**Work required**
Scan the records for the word "JTWC". Copy each line that includes it.

--------------------------------

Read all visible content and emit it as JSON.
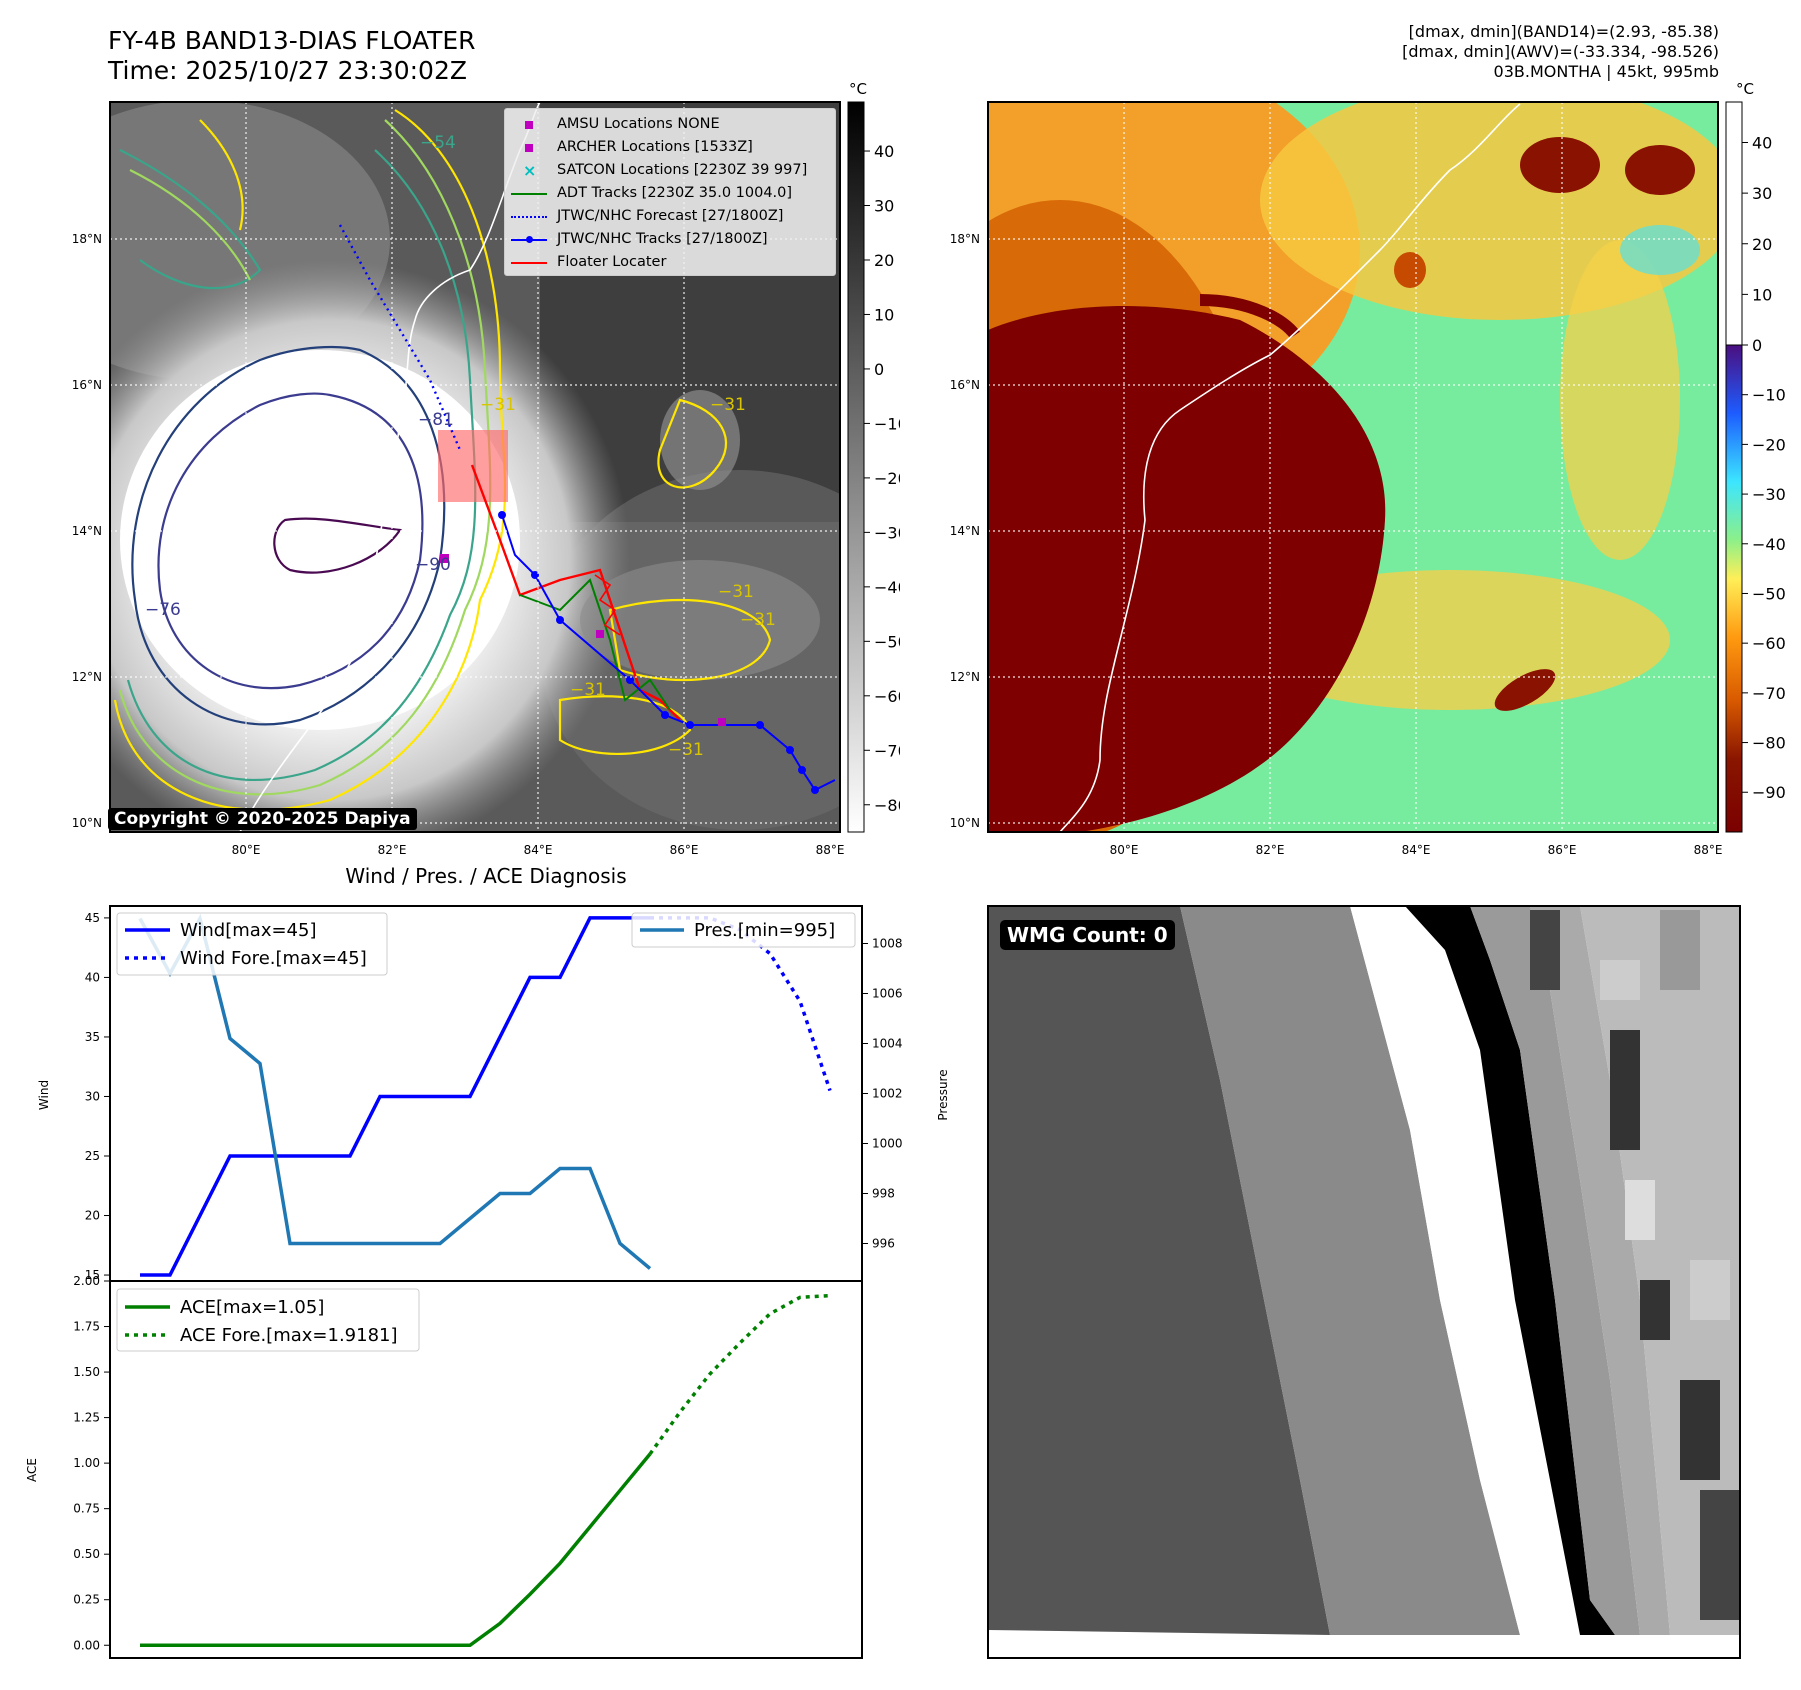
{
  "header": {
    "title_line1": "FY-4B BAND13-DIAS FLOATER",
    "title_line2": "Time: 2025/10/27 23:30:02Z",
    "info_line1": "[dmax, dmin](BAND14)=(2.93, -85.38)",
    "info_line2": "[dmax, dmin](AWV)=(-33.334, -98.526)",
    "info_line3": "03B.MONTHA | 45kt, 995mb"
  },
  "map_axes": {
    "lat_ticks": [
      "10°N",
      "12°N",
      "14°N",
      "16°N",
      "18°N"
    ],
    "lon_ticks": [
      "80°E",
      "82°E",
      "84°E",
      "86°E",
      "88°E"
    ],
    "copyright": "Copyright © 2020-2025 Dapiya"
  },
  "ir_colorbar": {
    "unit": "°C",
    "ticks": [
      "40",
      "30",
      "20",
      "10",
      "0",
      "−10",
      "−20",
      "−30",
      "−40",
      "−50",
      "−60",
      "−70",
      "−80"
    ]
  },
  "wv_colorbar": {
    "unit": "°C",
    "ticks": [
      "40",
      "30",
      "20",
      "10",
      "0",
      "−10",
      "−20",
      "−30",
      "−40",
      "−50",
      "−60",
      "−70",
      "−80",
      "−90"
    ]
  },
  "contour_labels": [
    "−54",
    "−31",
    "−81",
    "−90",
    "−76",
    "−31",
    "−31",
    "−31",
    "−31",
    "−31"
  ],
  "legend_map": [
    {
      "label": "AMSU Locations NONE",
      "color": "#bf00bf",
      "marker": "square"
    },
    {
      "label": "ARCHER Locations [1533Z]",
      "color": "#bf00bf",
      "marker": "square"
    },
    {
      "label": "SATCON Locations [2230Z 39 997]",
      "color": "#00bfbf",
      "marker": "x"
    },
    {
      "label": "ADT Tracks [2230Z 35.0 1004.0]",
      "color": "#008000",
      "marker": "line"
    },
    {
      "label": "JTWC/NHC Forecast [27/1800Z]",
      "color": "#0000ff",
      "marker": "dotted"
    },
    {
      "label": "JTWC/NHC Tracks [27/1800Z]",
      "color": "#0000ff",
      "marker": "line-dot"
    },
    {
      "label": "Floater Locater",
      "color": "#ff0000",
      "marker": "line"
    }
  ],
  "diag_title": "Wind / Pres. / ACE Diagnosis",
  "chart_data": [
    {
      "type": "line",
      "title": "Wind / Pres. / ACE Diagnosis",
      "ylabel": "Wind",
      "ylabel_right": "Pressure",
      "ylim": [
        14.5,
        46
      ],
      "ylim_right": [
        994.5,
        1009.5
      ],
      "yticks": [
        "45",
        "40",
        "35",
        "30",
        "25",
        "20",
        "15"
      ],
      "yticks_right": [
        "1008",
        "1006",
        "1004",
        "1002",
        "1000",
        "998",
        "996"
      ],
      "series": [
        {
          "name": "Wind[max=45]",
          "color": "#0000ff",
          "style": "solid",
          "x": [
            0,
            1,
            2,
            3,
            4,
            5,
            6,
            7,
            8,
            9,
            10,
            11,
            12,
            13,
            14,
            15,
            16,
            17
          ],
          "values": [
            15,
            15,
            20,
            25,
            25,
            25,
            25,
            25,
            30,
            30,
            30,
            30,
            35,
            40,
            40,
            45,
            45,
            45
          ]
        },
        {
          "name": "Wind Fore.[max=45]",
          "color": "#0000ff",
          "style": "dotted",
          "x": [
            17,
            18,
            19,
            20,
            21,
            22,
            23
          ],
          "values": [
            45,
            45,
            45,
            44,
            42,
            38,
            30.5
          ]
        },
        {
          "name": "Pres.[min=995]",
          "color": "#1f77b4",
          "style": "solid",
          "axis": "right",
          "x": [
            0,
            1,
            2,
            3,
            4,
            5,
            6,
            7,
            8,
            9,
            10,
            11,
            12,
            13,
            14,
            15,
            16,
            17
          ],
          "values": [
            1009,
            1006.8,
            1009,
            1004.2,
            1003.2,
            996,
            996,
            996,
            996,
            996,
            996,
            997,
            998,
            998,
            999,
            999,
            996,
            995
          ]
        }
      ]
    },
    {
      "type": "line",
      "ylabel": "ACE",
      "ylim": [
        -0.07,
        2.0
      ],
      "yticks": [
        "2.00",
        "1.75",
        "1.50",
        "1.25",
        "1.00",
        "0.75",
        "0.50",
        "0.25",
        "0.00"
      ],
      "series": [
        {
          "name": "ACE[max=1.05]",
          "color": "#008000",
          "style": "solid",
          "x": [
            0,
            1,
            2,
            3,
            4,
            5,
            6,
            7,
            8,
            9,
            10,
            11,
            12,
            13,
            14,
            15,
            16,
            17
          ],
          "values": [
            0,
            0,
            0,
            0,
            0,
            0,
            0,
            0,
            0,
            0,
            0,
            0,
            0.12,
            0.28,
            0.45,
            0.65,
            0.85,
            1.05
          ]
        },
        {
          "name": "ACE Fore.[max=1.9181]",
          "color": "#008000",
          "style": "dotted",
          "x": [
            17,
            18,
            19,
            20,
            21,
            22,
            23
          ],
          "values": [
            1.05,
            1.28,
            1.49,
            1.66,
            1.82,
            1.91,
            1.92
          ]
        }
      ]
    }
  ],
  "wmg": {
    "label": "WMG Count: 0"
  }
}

--------------------------------

**Correct result**
      "label": "JTWC/NHC Forecast [27/1800Z]",
      "label": "JTWC/NHC Tracks [27/1800Z]",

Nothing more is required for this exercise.